## WORK REQUIRED
Make an exact copy of the lines below.

(Dataset records)

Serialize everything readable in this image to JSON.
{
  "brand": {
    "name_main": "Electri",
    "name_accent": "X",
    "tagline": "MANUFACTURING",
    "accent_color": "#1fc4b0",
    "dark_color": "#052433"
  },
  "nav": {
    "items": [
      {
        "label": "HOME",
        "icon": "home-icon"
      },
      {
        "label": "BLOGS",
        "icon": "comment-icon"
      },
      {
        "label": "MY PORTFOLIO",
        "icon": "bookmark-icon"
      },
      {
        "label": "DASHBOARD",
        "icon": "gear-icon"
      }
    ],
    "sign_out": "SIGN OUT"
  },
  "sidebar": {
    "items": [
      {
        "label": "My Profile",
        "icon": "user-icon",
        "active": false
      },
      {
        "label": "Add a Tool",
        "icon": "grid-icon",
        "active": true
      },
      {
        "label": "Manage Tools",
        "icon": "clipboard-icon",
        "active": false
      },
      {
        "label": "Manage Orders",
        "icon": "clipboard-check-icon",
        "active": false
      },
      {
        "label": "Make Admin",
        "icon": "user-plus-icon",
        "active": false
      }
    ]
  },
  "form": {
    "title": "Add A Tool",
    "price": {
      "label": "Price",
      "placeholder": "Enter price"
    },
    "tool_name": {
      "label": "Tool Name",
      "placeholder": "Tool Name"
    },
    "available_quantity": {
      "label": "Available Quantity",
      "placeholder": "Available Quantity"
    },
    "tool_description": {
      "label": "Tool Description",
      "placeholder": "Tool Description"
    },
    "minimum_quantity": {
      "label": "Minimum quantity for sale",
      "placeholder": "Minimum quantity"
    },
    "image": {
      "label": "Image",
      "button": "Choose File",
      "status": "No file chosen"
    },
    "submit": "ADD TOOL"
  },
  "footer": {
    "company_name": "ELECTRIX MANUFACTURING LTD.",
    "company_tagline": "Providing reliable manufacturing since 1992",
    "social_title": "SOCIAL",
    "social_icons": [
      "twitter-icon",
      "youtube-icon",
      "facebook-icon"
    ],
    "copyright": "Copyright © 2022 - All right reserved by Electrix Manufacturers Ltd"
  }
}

## THE ANSWER
Serialize everything readable in this image to JSON.
{
  "brand": {
    "name_main": "Electri",
    "name_accent": "X",
    "tagline": "MANUFACTURING",
    "accent_color": "#1fc4b0",
    "dark_color": "#052433"
  },
  "nav": {
    "items": [
      {
        "label": "HOME",
        "icon": "home-icon"
      },
      {
        "label": "BLOGS",
        "icon": "comment-icon"
      },
      {
        "label": "MY PORTFOLIO",
        "icon": "bookmark-icon"
      },
      {
        "label": "DASHBOARD",
        "icon": "gear-icon"
      }
    ],
    "sign_out": "SIGN OUT"
  },
  "sidebar": {
    "items": [
      {
        "label": "My Profile",
        "icon": "user-icon",
        "active": false
      },
      {
        "label": "Add a Tool",
        "icon": "grid-icon",
        "active": true
      },
      {
        "label": "Manage Tools",
        "icon": "clipboard-icon",
        "active": false
      },
      {
        "label": "Manage Orders",
        "icon": "clipboard-check-icon",
        "active": false
      },
      {
        "label": "Make Admin",
        "icon": "user-plus-icon",
        "active": false
      }
    ]
  },
  "form": {
    "title": "Add A Tool",
    "price": {
      "label": "Price",
      "placeholder": "Enter price"
    },
    "tool_name": {
      "label": "Tool Name",
      "placeholder": "Tool Name"
    },
    "available_quantity": {
      "label": "Available Quantity",
      "placeholder": "Available Quantity"
    },
    "tool_description": {
      "label": "Tool Description",
      "placeholder": "Tool Description"
    },
    "minimum_quantity": {
      "label": "Minimum quantity for sale",
      "placeholder": "Minimum quantity"
    },
    "image": {
      "label": "Image",
      "button": "Choose File",
      "status": "No file chosen"
    },
    "submit": "ADD TOOL"
  },
  "footer": {
    "company_name": "ELECTRIX MANUFACTURING LTD.",
    "company_tagline": "Providing reliable manufacturing since 1992",
    "social_title": "SOCIAL",
    "social_icons": [
      "twitter-icon",
      "youtube-icon",
      "facebook-icon"
    ],
    "copyright": "Copyright © 2022 - All right reserved by Electrix Manufacturers Ltd"
  }
}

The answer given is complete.